» The task
Return each line of the listing below, unchanged, and omit the images.

++++++++++++++++++++

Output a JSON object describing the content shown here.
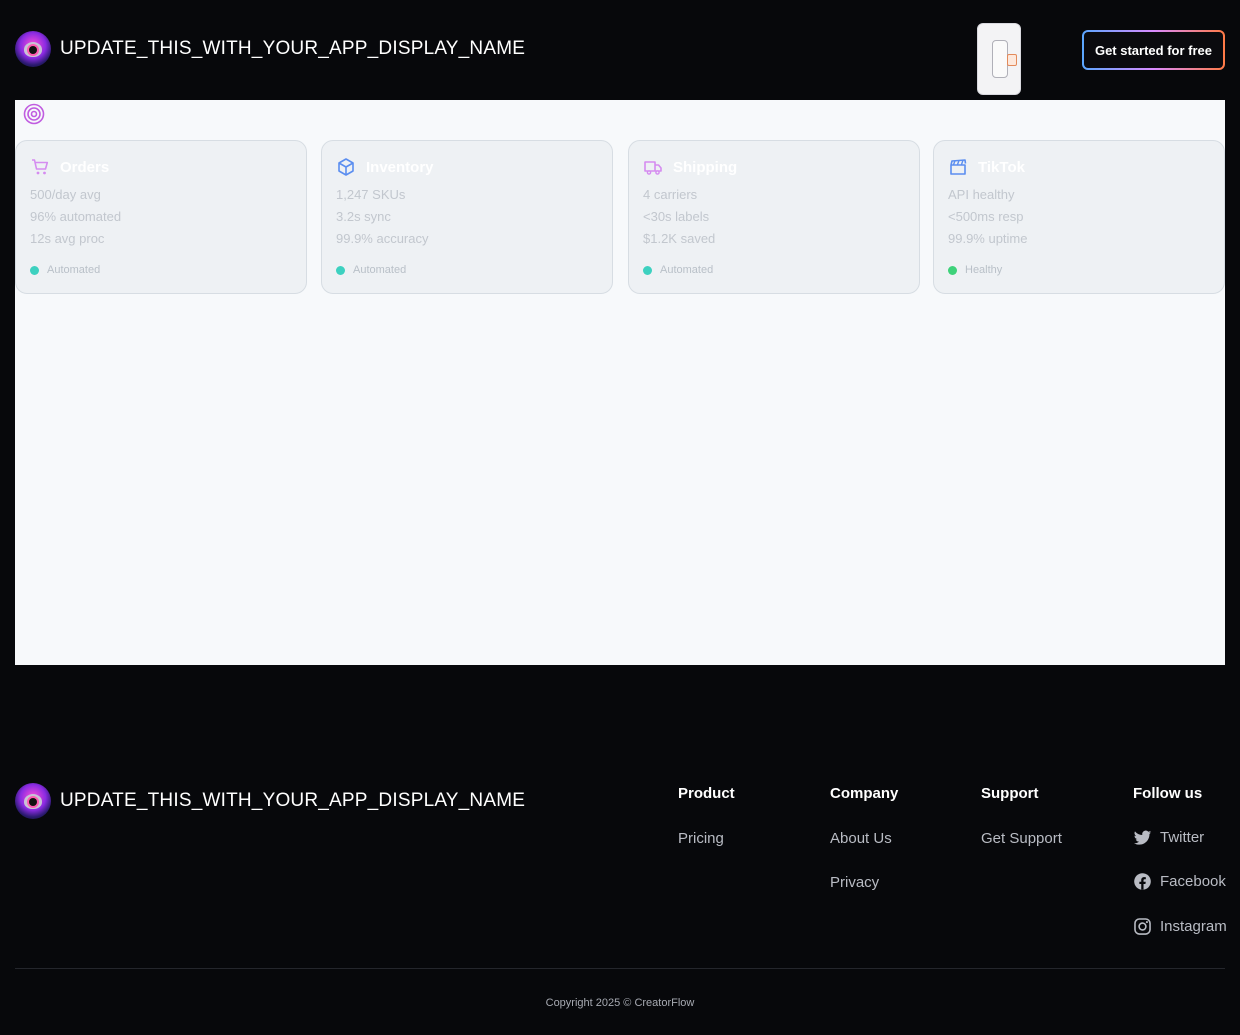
{
  "header": {
    "app_name": "UPDATE_THIS_WITH_YOUR_APP_DISPLAY_NAME",
    "cta_label": "Get started for free"
  },
  "cards": [
    {
      "title": "Orders",
      "icon": "shopping-cart-icon",
      "stats": [
        "500/day avg",
        "96% automated",
        "12s avg proc"
      ],
      "status": "Automated",
      "status_color": "#3dd1c0"
    },
    {
      "title": "Inventory",
      "icon": "box-icon",
      "stats": [
        "1,247 SKUs",
        "3.2s sync",
        "99.9% accuracy"
      ],
      "status": "Automated",
      "status_color": "#3dd1c0"
    },
    {
      "title": "Shipping",
      "icon": "truck-icon",
      "stats": [
        "4 carriers",
        "<30s labels",
        "$1.2K saved"
      ],
      "status": "Automated",
      "status_color": "#3dd1c0"
    },
    {
      "title": "TikTok",
      "icon": "clapperboard-icon",
      "stats": [
        "API healthy",
        "<500ms resp",
        "99.9% uptime"
      ],
      "status": "Healthy",
      "status_color": "#3ed27a"
    }
  ],
  "footer": {
    "app_name": "UPDATE_THIS_WITH_YOUR_APP_DISPLAY_NAME",
    "columns": [
      {
        "title": "Product",
        "links": [
          "Pricing"
        ]
      },
      {
        "title": "Company",
        "links": [
          "About Us",
          "Privacy"
        ]
      },
      {
        "title": "Support",
        "links": [
          "Get Support"
        ]
      },
      {
        "title": "Follow us",
        "links": [
          "Twitter",
          "Facebook",
          "Instagram"
        ]
      }
    ],
    "copyright": "Copyright 2025 © CreatorFlow"
  }
}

++++++++++++++++++++

» Response to this exercise
Output a JSON object describing the content shown here.
{
  "header": {
    "app_name": "UPDATE_THIS_WITH_YOUR_APP_DISPLAY_NAME",
    "cta_label": "Get started for free"
  },
  "cards": [
    {
      "title": "Orders",
      "icon": "shopping-cart-icon",
      "stats": [
        "500/day avg",
        "96% automated",
        "12s avg proc"
      ],
      "status": "Automated",
      "status_color": "#3dd1c0"
    },
    {
      "title": "Inventory",
      "icon": "box-icon",
      "stats": [
        "1,247 SKUs",
        "3.2s sync",
        "99.9% accuracy"
      ],
      "status": "Automated",
      "status_color": "#3dd1c0"
    },
    {
      "title": "Shipping",
      "icon": "truck-icon",
      "stats": [
        "4 carriers",
        "<30s labels",
        "$1.2K saved"
      ],
      "status": "Automated",
      "status_color": "#3dd1c0"
    },
    {
      "title": "TikTok",
      "icon": "clapperboard-icon",
      "stats": [
        "API healthy",
        "<500ms resp",
        "99.9% uptime"
      ],
      "status": "Healthy",
      "status_color": "#3ed27a"
    }
  ],
  "footer": {
    "app_name": "UPDATE_THIS_WITH_YOUR_APP_DISPLAY_NAME",
    "columns": [
      {
        "title": "Product",
        "links": [
          "Pricing"
        ]
      },
      {
        "title": "Company",
        "links": [
          "About Us",
          "Privacy"
        ]
      },
      {
        "title": "Support",
        "links": [
          "Get Support"
        ]
      },
      {
        "title": "Follow us",
        "links": [
          "Twitter",
          "Facebook",
          "Instagram"
        ]
      }
    ],
    "copyright": "Copyright 2025 © CreatorFlow"
  }
}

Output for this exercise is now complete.